SHORT TASK
The records underneath are to be repeated exactly, with the pictures left out.

(Data records)
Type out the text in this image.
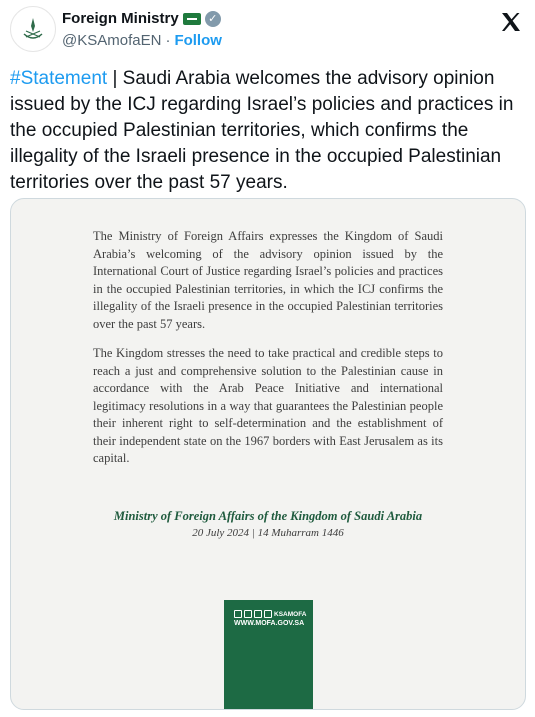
Foreign Ministry	✓
@KSAmofaEN · Follow

#Statement | Saudi Arabia welcomes the advisory opinion issued by the ICJ regarding Israel’s policies and practices in the occupied Palestinian territories, which confirms the illegality of the Israeli presence in the occupied Palestinian territories over the past 57 years.

The Ministry of Foreign Affairs expresses the Kingdom of Saudi Arabia’s welcoming of the advisory opinion issued by the International Court of Justice regarding Israel’s policies and practices in the occupied Palestinian territories, in which the ICJ confirms the illegality of the Israeli presence in the occupied Palestinian territories over the past 57 years.

The Kingdom stresses the need to take practical and credible steps to reach a just and comprehensive solution to the Palestinian cause in accordance with the Arab Peace Initiative and international legitimacy resolutions in a way that guarantees the Palestinian people their inherent right to self-determination and the establishment of their independent state on the 1967 borders with East Jerusalem as its capital.

Ministry of Foreign Affairs of the Kingdom of Saudi Arabia
20 July 2024 | 14 Muharram 1446
KSAMOFA
WWW.MOFA.GOV.SA
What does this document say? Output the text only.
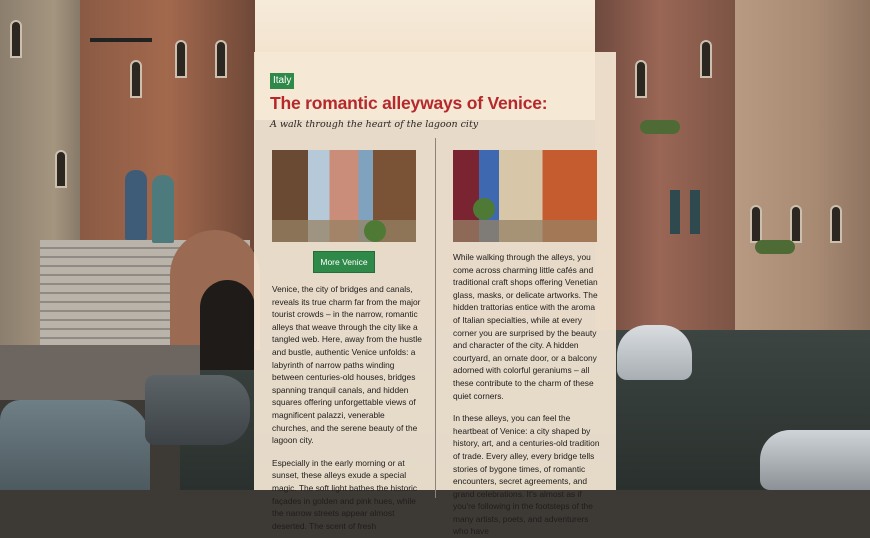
Italy
The romantic alleyways of Venice:

A walk through the heart of the lagoon city

More Venice

Venice, the city of bridges and canals, reveals its true charm far from the major tourist crowds – in the narrow, romantic alleys that weave through the city like a tangled web. Here, away from the hustle and bustle, authentic Venice unfolds: a labyrinth of narrow paths winding between centuries-old houses, bridges spanning tranquil canals, and hidden squares offering unforgettable views of magnificent palazzi, venerable churches, and the serene beauty of the lagoon city.

Especially in the early morning or at sunset, these alleys exude a special magic. The soft light bathes the historic façades in golden and pink hues, while the narrow streets appear almost deserted. The scent of fresh

While walking through the alleys, you come across charming little cafés and traditional craft shops offering Venetian glass, masks, or delicate artworks. The hidden trattorias entice with the aroma of Italian specialties, while at every corner you are surprised by the beauty and character of the city. A hidden courtyard, an ornate door, or a balcony adorned with colorful geraniums – all these contribute to the charm of these quiet corners.

In these alleys, you can feel the heartbeat of Venice: a city shaped by history, art, and a centuries-old tradition of trade. Every alley, every bridge tells stories of bygone times, of romantic encounters, secret agreements, and grand celebrations. It's almost as if you're following in the footsteps of the many artists, poets, and adventurers who have
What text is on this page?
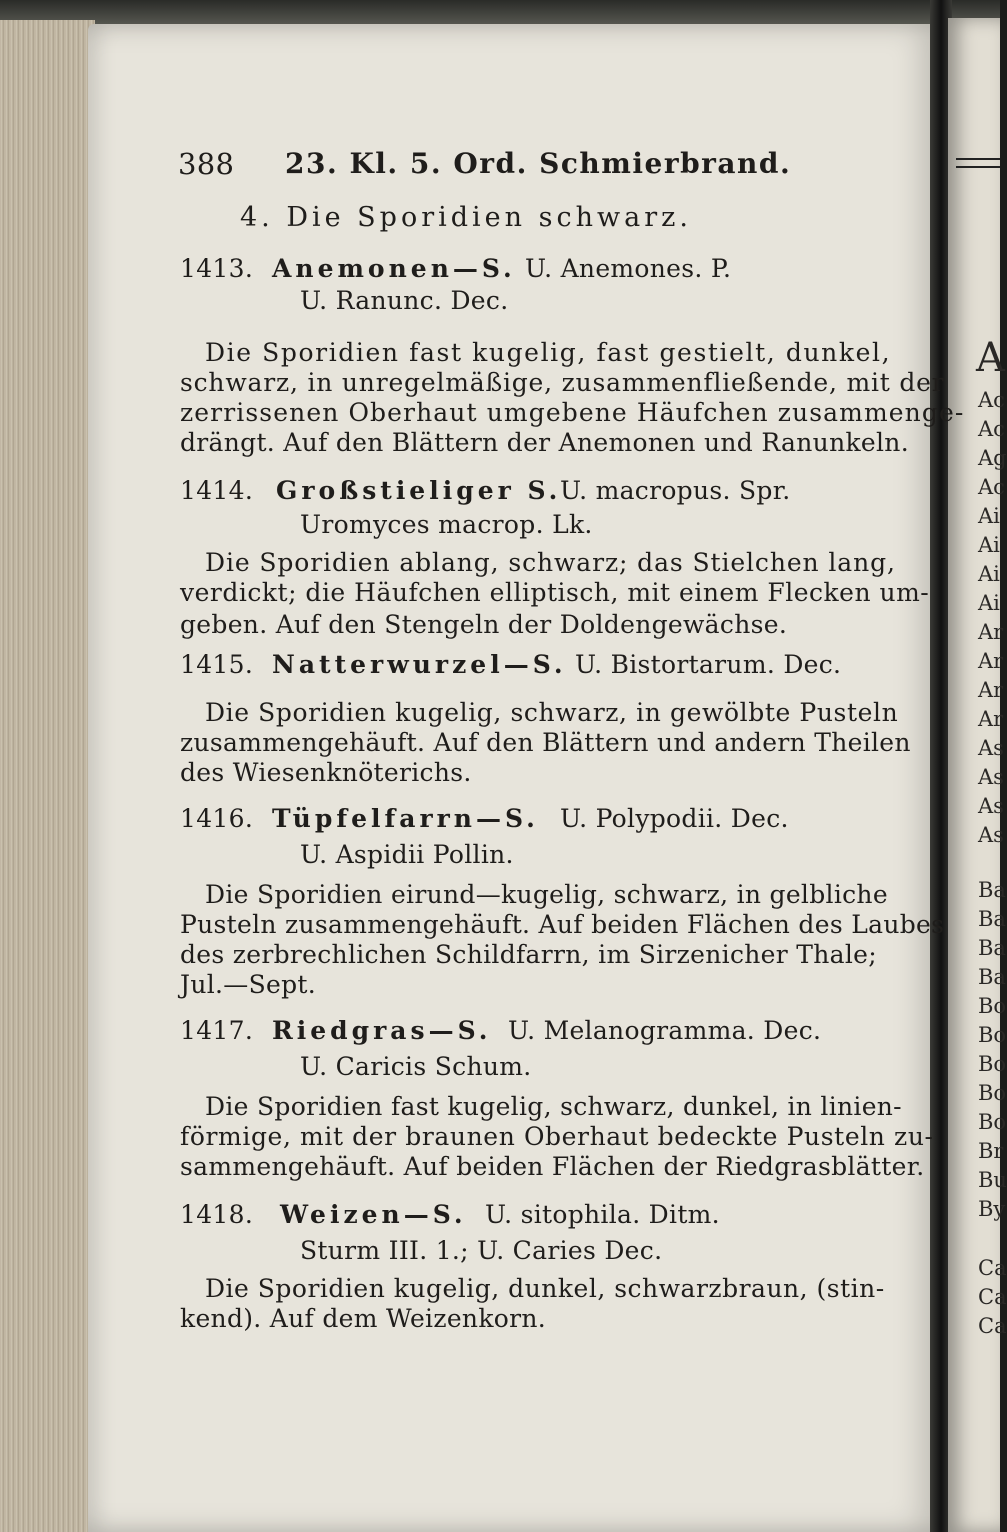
A
Ac
Ac
Ag
Ac
Ai
Ai
Ai
Ai
Ar
Ar
Ar
Ar
As
As
As
As
Ba
Ba
Ba
Ba
Bo
Bo
Bo
Bo
Bo
Br
Bu
By
Ca
Ca
Ca
388 23. Kl. 5. Ord. Schmierbrand.
4. Die Sporidien schwarz.
1413. Anemonen—S. U. Anemones. P.
U. Ranunc. Dec.
Die Sporidien fast kugelig, fast gestielt, dunkel,
schwarz, in unregelmäßige, zusammenfließende, mit der
zerrissenen Oberhaut umgebene Häufchen zusammenge-
drängt. Auf den Blättern der Anemonen und Ranunkeln.
1414. Großstieliger S.
U. macropus. Spr.
Uromyces macrop. Lk.
Die Sporidien ablang, schwarz; das Stielchen lang,
verdickt; die Häufchen elliptisch, mit einem Flecken um-
geben. Auf den Stengeln der Doldengewächse.
1415. Natterwurzel—S. U. Bistortarum. Dec.
Die Sporidien kugelig, schwarz, in gewölbte Pusteln
zusammengehäuft. Auf den Blättern und andern Theilen
des Wiesenknöterichs.
1416. Tüpfelfarrn—S. U. Polypodii. Dec.
U. Aspidii Pollin.
Die Sporidien eirund—kugelig, schwarz, in gelbliche
Pusteln zusammengehäuft. Auf beiden Flächen des Laubes
des zerbrechlichen Schildfarrn, im Sirzenicher Thale;
Jul.—Sept.
1417. Riedgras—S. U. Melanogramma. Dec.
U. Caricis Schum.
Die Sporidien fast kugelig, schwarz, dunkel, in linien-
förmige, mit der braunen Oberhaut bedeckte Pusteln zu-
sammengehäuft. Auf beiden Flächen der Riedgrasblätter.
1418. Weizen—S. U. sitophila. Ditm.
Sturm III. 1.; U. Caries Dec.
Die Sporidien kugelig, dunkel, schwarzbraun, (stin-
kend). Auf dem Weizenkorn.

ANSWER TO THIS EXERCISE
Type out the text in this image.
Foreign Ministry	✓
@KSAmofaEN · Follow

#Statement | Saudi Arabia welcomes the advisory opinion issued by the ICJ regarding Israel’s policies and practices in the occupied Palestinian territories, which confirms the illegality of the Israeli presence in the occupied Palestinian territories over the past 57 years.

The Ministry of Foreign Affairs expresses the Kingdom of Saudi Arabia’s welcoming of the advisory opinion issued by the International Court of Justice regarding Israel’s policies and practices in the occupied Palestinian territories, in which the ICJ confirms the illegality of the Israeli presence in the occupied Palestinian territories over the past 57 years.

The Kingdom stresses the need to take practical and credible steps to reach a just and comprehensive solution to the Palestinian cause in accordance with the Arab Peace Initiative and international legitimacy resolutions in a way that guarantees the Palestinian people their inherent right to self-determination and the establishment of their independent state on the 1967 borders with East Jerusalem as its capital.

Ministry of Foreign Affairs of the Kingdom of Saudi Arabia
20 July 2024 | 14 Muharram 1446
KSAMOFA
WWW.MOFA.GOV.SA
What does this document say? Output the text only.
Italy
The romantic alleyways of Venice:

A walk through the heart of the lagoon city

More Venice

Venice, the city of bridges and canals, reveals its true charm far from the major tourist crowds – in the narrow, romantic alleys that weave through the city like a tangled web. Here, away from the hustle and bustle, authentic Venice unfolds: a labyrinth of narrow paths winding between centuries-old houses, bridges spanning tranquil canals, and hidden squares offering unforgettable views of magnificent palazzi, venerable churches, and the serene beauty of the lagoon city.

Especially in the early morning or at sunset, these alleys exude a special magic. The soft light bathes the historic façades in golden and pink hues, while the narrow streets appear almost deserted. The scent of fresh

While walking through the alleys, you come across charming little cafés and traditional craft shops offering Venetian glass, masks, or delicate artworks. The hidden trattorias entice with the aroma of Italian specialties, while at every corner you are surprised by the beauty and character of the city. A hidden courtyard, an ornate door, or a balcony adorned with colorful geraniums – all these contribute to the charm of these quiet corners.

In these alleys, you can feel the heartbeat of Venice: a city shaped by history, art, and a centuries-old tradition of trade. Every alley, every bridge tells stories of bygone times, of romantic encounters, secret agreements, and grand celebrations. It's almost as if you're following in the footsteps of the many artists, poets, and adventurers who have
What text is on this page?
A
Ac
Ac
Ag
Ac
Ai
Ai
Ai
Ai
Ar
Ar
Ar
Ar
As
As
As
As
Ba
Ba
Ba
Ba
Bo
Bo
Bo
Bo
Bo
Br
Bu
By
Ca
Ca
Ca
388 23. Kl. 5. Ord. Schmierbrand.
4. Die Sporidien schwarz.
1413. Anemonen—S. U. Anemones. P.
U. Ranunc. Dec.
Die Sporidien fast kugelig, fast gestielt, dunkel,
schwarz, in unregelmäßige, zusammenfließende, mit der
zerrissenen Oberhaut umgebene Häufchen zusammenge-
drängt. Auf den Blättern der Anemonen und Ranunkeln.
1414. Großstieliger S.
U. macropus. Spr.
Uromyces macrop. Lk.
Die Sporidien ablang, schwarz; das Stielchen lang,
verdickt; die Häufchen elliptisch, mit einem Flecken um-
geben. Auf den Stengeln der Doldengewächse.
1415. Natterwurzel—S. U. Bistortarum. Dec.
Die Sporidien kugelig, schwarz, in gewölbte Pusteln
zusammengehäuft. Auf den Blättern und andern Theilen
des Wiesenknöterichs.
1416. Tüpfelfarrn—S. U. Polypodii. Dec.
U. Aspidii Pollin.
Die Sporidien eirund—kugelig, schwarz, in gelbliche
Pusteln zusammengehäuft. Auf beiden Flächen des Laubes
des zerbrechlichen Schildfarrn, im Sirzenicher Thale;
Jul.—Sept.
1417. Riedgras—S. U. Melanogramma. Dec.
U. Caricis Schum.
Die Sporidien fast kugelig, schwarz, dunkel, in linien-
förmige, mit der braunen Oberhaut bedeckte Pusteln zu-
sammengehäuft. Auf beiden Flächen der Riedgrasblätter.
1418. Weizen—S. U. sitophila. Ditm.
Sturm III. 1.; U. Caries Dec.
Die Sporidien kugelig, dunkel, schwarzbraun, (stin-
kend). Auf dem Weizenkorn.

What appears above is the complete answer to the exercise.